# AIM OF THE TASK
Filter the records below for the word "déploiement". Copy each line that holds it.

# A run of records
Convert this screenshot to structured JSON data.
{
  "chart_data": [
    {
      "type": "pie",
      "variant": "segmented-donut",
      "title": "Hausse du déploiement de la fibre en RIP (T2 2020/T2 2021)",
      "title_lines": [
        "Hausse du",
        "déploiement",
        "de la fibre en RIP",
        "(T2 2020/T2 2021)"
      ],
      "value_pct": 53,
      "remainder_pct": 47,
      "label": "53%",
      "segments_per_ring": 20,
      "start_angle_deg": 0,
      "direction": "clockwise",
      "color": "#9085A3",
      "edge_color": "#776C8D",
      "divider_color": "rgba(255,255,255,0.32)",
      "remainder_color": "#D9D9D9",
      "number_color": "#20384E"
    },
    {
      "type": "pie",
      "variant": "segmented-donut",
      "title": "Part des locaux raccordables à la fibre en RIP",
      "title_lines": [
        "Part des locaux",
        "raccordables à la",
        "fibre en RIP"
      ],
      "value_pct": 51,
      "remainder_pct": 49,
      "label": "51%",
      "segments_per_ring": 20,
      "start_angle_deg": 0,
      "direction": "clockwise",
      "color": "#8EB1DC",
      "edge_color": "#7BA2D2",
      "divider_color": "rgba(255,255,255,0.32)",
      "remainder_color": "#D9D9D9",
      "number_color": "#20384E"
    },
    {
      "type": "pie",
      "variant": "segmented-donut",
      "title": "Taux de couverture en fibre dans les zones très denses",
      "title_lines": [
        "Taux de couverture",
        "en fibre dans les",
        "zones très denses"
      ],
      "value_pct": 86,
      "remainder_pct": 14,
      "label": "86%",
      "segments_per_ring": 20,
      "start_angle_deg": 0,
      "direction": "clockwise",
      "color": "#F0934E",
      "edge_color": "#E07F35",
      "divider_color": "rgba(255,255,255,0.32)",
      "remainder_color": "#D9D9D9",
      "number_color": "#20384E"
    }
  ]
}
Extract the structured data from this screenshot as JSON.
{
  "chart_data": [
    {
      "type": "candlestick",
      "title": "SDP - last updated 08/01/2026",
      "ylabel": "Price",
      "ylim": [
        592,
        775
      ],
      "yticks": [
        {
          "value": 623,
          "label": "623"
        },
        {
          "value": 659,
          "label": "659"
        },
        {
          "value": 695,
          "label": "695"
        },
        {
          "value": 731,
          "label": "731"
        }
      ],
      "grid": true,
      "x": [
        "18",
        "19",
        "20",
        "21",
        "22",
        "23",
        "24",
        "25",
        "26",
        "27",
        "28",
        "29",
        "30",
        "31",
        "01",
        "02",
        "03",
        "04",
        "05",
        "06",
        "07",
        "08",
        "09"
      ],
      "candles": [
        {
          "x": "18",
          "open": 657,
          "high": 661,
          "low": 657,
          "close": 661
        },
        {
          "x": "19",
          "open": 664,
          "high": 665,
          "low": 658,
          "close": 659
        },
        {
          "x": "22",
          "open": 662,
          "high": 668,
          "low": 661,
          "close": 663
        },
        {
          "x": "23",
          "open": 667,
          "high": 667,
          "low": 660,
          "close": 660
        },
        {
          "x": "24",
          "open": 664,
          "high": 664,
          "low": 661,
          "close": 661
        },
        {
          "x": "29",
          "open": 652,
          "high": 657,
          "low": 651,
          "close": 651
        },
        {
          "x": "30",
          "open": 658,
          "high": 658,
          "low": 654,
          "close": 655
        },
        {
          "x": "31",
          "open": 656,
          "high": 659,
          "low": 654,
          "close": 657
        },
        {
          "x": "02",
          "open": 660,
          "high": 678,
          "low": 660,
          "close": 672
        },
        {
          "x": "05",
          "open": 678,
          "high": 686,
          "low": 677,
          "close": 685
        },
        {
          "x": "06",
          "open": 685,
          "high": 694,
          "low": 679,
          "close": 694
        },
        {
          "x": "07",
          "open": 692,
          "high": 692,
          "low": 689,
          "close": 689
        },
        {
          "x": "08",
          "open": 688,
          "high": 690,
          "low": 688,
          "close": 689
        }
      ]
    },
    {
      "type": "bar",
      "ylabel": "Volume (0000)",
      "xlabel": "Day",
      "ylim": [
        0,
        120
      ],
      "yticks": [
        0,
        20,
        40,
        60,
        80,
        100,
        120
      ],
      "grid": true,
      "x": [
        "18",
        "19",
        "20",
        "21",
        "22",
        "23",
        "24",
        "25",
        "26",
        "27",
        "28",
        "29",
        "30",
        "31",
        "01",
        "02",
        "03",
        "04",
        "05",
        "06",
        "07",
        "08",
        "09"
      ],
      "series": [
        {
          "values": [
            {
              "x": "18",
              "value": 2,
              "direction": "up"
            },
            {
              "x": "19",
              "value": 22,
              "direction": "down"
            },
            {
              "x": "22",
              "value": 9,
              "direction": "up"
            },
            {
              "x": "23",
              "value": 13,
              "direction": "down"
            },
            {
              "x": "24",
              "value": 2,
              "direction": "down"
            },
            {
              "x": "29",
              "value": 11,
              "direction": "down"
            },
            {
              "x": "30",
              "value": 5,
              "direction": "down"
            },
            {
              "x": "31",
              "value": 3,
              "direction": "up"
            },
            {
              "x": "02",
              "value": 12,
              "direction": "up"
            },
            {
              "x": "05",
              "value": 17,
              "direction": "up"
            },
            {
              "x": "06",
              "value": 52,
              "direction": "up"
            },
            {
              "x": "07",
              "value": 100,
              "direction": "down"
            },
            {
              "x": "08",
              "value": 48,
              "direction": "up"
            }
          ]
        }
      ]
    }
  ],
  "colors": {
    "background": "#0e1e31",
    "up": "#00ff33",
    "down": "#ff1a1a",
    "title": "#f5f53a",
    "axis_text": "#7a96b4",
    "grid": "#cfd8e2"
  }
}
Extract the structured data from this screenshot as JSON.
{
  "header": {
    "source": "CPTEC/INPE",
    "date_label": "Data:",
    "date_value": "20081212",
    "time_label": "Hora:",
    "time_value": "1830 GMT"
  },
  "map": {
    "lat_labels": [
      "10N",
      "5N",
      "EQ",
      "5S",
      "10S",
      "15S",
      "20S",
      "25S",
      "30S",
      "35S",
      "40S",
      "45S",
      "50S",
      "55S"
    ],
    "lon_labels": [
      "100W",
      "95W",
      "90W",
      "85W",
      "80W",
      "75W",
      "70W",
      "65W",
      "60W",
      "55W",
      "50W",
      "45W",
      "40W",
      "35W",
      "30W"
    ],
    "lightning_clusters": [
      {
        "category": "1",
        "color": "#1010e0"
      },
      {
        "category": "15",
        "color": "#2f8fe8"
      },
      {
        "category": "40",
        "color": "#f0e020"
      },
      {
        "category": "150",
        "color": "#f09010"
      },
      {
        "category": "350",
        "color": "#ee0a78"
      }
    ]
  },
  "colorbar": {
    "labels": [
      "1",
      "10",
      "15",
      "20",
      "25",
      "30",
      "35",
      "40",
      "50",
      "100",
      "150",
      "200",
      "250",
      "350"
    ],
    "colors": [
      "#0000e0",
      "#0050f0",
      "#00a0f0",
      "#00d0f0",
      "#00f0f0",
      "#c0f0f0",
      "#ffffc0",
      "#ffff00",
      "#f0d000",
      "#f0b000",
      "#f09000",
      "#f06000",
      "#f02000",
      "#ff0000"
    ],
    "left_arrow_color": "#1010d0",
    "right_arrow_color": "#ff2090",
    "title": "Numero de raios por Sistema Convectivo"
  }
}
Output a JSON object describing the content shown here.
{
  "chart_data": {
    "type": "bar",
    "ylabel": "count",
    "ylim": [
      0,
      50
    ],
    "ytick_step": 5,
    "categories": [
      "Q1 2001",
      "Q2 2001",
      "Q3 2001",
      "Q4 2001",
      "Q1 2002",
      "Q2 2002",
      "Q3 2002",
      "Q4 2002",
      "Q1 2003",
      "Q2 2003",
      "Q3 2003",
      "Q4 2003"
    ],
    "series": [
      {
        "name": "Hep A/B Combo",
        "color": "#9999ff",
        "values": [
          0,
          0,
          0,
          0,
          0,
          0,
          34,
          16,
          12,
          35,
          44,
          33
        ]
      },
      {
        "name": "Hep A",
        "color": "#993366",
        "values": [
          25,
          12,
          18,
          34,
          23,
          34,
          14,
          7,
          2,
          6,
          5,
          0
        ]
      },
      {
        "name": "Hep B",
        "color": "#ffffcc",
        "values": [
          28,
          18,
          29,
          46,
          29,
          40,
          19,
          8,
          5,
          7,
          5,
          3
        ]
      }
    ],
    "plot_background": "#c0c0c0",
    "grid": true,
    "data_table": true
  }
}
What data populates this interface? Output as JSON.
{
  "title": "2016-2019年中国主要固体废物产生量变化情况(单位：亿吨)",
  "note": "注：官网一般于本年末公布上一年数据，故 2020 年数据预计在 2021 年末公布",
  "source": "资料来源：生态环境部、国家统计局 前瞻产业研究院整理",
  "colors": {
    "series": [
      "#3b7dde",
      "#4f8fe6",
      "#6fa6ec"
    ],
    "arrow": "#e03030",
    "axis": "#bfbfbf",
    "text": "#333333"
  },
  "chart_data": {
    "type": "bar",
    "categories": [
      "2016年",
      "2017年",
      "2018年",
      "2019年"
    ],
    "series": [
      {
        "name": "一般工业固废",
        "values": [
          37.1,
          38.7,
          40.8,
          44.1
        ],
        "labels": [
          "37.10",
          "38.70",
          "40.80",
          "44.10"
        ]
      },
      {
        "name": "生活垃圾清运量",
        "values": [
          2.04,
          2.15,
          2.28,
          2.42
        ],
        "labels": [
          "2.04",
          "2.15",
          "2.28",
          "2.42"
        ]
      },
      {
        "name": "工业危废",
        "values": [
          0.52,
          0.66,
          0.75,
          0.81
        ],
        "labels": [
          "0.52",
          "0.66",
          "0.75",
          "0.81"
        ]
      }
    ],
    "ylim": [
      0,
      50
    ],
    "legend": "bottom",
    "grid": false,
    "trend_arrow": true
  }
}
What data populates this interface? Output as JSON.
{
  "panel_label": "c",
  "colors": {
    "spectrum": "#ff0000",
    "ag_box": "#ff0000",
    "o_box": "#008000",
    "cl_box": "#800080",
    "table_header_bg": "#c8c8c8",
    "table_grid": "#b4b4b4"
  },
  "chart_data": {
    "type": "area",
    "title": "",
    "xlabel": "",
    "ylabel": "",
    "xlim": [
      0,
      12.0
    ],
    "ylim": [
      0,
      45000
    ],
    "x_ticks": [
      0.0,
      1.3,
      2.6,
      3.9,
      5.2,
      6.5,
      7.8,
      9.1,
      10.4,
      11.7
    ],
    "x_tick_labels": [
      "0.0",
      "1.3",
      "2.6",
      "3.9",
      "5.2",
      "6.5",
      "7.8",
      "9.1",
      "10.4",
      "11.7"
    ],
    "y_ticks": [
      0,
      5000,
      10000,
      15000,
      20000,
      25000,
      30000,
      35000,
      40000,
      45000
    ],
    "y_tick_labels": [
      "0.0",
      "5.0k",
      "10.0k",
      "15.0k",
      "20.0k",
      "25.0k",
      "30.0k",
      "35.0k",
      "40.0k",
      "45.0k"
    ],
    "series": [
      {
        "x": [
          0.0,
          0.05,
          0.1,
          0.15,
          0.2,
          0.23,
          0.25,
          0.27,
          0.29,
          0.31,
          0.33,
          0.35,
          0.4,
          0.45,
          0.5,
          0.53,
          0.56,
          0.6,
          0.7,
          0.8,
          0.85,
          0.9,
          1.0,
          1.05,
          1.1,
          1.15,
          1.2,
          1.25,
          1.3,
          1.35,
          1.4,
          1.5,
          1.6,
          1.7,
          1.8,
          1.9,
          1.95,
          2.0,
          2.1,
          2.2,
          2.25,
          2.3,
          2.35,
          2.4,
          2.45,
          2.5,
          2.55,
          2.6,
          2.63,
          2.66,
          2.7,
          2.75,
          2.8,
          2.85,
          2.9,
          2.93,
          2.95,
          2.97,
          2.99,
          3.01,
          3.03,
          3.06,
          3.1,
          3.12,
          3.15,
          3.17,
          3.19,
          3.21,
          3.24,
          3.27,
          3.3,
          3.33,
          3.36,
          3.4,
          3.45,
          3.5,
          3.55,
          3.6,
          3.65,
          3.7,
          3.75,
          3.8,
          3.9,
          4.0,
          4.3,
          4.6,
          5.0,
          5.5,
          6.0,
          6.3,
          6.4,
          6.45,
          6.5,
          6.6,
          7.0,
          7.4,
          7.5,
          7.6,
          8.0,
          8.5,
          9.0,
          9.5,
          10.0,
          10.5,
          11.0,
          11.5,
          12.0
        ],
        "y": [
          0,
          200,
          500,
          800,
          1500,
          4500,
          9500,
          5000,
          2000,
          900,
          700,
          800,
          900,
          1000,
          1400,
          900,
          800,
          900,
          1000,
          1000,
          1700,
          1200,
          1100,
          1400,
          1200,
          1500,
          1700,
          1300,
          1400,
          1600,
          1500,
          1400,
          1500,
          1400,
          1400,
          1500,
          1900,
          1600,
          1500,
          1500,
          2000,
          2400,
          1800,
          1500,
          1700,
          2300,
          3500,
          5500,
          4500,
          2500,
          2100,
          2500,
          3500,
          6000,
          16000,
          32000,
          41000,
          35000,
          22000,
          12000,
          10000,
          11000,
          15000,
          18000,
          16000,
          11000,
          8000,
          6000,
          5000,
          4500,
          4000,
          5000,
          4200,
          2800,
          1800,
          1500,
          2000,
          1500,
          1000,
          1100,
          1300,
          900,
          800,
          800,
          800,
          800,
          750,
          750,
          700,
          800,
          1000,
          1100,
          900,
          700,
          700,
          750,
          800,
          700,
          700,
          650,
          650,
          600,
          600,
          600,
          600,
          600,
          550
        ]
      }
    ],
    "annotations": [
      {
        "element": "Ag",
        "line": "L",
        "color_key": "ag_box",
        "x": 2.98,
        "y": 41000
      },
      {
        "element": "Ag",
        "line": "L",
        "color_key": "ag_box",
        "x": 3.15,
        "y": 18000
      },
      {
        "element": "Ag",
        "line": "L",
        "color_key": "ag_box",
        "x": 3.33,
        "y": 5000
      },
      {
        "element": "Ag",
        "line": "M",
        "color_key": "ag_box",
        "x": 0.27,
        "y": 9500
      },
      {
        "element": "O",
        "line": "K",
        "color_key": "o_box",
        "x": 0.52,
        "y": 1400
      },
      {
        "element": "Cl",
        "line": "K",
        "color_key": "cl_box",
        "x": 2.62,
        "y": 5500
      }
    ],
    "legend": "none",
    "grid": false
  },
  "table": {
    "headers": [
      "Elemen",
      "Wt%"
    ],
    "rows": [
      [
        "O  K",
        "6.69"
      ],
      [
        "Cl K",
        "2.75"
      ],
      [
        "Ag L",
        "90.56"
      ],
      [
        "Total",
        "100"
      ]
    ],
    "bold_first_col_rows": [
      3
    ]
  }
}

# RESPONSE TO THIS EXERCISE
      "title": "Hausse du déploiement de la fibre en RIP (T2 2020/T2 2021)",
        "déploiement",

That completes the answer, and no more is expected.